▸ **Goal of the exercise**: Across the listing below, count the lines that mention the string "Invested". Reply with the figure only.

▸ **Rows from a dataset**:
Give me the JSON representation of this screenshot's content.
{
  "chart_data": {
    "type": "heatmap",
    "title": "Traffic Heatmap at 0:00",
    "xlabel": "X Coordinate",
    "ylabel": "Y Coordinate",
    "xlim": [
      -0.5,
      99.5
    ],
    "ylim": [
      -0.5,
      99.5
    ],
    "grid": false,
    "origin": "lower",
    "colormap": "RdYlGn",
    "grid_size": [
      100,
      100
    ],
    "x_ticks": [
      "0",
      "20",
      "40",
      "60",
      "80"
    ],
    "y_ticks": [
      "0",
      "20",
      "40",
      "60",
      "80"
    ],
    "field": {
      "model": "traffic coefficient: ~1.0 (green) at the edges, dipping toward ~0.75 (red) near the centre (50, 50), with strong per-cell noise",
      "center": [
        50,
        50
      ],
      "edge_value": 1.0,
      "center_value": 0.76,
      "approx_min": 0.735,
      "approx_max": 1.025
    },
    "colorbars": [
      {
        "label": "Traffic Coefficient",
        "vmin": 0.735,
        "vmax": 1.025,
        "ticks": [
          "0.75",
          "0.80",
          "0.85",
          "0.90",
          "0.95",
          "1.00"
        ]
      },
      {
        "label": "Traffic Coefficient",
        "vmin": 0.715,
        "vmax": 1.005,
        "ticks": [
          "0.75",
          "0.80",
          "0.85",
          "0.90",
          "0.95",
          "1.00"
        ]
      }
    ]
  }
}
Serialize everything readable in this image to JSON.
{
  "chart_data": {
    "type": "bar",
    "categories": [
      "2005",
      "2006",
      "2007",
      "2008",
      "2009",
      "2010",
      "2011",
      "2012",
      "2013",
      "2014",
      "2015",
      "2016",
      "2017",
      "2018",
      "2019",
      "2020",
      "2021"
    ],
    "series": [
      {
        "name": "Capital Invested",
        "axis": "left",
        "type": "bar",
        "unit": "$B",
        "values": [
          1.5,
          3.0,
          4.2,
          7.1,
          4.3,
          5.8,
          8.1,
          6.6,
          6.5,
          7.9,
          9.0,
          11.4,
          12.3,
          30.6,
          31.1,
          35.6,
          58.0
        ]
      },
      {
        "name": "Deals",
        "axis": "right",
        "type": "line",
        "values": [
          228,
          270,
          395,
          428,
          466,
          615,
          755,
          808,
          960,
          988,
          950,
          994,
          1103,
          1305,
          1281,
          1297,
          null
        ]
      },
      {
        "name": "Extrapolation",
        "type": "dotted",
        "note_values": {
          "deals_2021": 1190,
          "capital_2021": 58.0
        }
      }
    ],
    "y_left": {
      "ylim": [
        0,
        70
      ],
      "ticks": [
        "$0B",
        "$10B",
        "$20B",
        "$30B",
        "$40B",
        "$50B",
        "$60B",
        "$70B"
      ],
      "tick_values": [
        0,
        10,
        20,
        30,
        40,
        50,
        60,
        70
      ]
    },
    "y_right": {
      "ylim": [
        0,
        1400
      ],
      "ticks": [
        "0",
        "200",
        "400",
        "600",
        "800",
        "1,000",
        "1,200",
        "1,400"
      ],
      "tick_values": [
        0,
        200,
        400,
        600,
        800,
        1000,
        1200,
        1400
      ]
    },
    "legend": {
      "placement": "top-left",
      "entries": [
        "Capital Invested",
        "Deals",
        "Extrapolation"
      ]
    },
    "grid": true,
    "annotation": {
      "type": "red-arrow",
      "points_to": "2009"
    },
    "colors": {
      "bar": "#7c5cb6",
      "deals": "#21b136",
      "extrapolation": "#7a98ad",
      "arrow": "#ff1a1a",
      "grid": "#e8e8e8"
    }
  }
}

▸ **Task response**: 2